# START OF Data

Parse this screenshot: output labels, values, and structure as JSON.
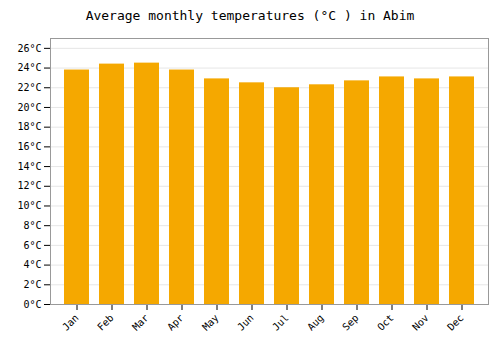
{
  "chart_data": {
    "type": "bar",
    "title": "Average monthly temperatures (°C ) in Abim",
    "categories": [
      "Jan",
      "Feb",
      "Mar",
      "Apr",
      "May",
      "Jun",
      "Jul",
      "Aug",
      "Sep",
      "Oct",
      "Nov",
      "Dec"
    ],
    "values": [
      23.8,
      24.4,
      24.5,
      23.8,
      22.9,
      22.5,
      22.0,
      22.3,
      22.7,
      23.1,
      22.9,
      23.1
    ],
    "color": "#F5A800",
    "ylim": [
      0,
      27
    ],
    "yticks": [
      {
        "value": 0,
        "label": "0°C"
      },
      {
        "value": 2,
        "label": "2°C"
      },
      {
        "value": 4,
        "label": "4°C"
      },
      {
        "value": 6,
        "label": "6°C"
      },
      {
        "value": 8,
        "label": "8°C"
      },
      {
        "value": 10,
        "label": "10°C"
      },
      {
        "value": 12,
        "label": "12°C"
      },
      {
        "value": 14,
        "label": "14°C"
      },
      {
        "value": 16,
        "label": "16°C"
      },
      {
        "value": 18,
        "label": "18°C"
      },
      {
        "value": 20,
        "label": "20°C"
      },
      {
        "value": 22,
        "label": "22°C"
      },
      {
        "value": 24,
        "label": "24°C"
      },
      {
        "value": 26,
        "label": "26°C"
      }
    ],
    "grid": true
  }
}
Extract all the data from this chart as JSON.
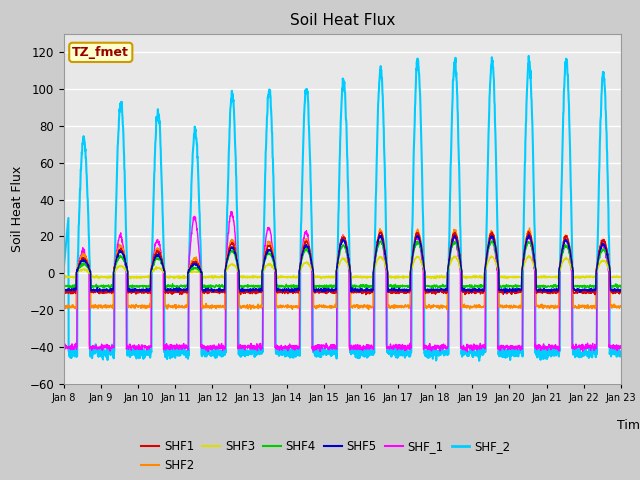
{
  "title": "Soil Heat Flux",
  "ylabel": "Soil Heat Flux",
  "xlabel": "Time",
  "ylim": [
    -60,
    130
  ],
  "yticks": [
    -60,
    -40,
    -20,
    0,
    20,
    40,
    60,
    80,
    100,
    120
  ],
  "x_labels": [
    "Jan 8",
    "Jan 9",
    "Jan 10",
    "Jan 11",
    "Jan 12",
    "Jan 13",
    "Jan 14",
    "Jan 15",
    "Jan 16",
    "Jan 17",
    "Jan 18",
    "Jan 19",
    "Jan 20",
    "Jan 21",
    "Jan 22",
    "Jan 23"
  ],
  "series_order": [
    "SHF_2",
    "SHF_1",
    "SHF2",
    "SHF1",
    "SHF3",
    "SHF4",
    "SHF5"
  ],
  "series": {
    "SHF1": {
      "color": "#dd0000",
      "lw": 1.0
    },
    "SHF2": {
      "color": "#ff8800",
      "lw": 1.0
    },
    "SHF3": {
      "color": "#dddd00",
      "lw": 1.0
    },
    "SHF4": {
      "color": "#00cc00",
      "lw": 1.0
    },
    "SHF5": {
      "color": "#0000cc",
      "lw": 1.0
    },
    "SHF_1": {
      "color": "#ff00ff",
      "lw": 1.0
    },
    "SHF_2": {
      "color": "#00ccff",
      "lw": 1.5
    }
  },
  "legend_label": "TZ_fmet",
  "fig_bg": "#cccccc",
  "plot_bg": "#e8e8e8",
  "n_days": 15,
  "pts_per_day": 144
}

# END OF Data

**What to produce:** Repeat the records above verbatim, with no pictures in the result.

**Output for this task:**
Parse this screenshot: output labels, values, and structure as JSON.
{
  "chart_data": {
    "type": "bar",
    "title": "Average monthly temperatures (°C ) in Abim",
    "categories": [
      "Jan",
      "Feb",
      "Mar",
      "Apr",
      "May",
      "Jun",
      "Jul",
      "Aug",
      "Sep",
      "Oct",
      "Nov",
      "Dec"
    ],
    "values": [
      23.8,
      24.4,
      24.5,
      23.8,
      22.9,
      22.5,
      22.0,
      22.3,
      22.7,
      23.1,
      22.9,
      23.1
    ],
    "color": "#F5A800",
    "ylim": [
      0,
      27
    ],
    "yticks": [
      {
        "value": 0,
        "label": "0°C"
      },
      {
        "value": 2,
        "label": "2°C"
      },
      {
        "value": 4,
        "label": "4°C"
      },
      {
        "value": 6,
        "label": "6°C"
      },
      {
        "value": 8,
        "label": "8°C"
      },
      {
        "value": 10,
        "label": "10°C"
      },
      {
        "value": 12,
        "label": "12°C"
      },
      {
        "value": 14,
        "label": "14°C"
      },
      {
        "value": 16,
        "label": "16°C"
      },
      {
        "value": 18,
        "label": "18°C"
      },
      {
        "value": 20,
        "label": "20°C"
      },
      {
        "value": 22,
        "label": "22°C"
      },
      {
        "value": 24,
        "label": "24°C"
      },
      {
        "value": 26,
        "label": "26°C"
      }
    ],
    "grid": true
  }
}
Extract all the data from this chart as JSON.
{
  "title": "Soil Heat Flux",
  "ylabel": "Soil Heat Flux",
  "xlabel": "Time",
  "ylim": [
    -60,
    130
  ],
  "yticks": [
    -60,
    -40,
    -20,
    0,
    20,
    40,
    60,
    80,
    100,
    120
  ],
  "x_labels": [
    "Jan 8",
    "Jan 9",
    "Jan 10",
    "Jan 11",
    "Jan 12",
    "Jan 13",
    "Jan 14",
    "Jan 15",
    "Jan 16",
    "Jan 17",
    "Jan 18",
    "Jan 19",
    "Jan 20",
    "Jan 21",
    "Jan 22",
    "Jan 23"
  ],
  "series_order": [
    "SHF_2",
    "SHF_1",
    "SHF2",
    "SHF1",
    "SHF3",
    "SHF4",
    "SHF5"
  ],
  "series": {
    "SHF1": {
      "color": "#dd0000",
      "lw": 1.0
    },
    "SHF2": {
      "color": "#ff8800",
      "lw": 1.0
    },
    "SHF3": {
      "color": "#dddd00",
      "lw": 1.0
    },
    "SHF4": {
      "color": "#00cc00",
      "lw": 1.0
    },
    "SHF5": {
      "color": "#0000cc",
      "lw": 1.0
    },
    "SHF_1": {
      "color": "#ff00ff",
      "lw": 1.0
    },
    "SHF_2": {
      "color": "#00ccff",
      "lw": 1.5
    }
  },
  "legend_label": "TZ_fmet",
  "fig_bg": "#cccccc",
  "plot_bg": "#e8e8e8",
  "n_days": 15,
  "pts_per_day": 144
}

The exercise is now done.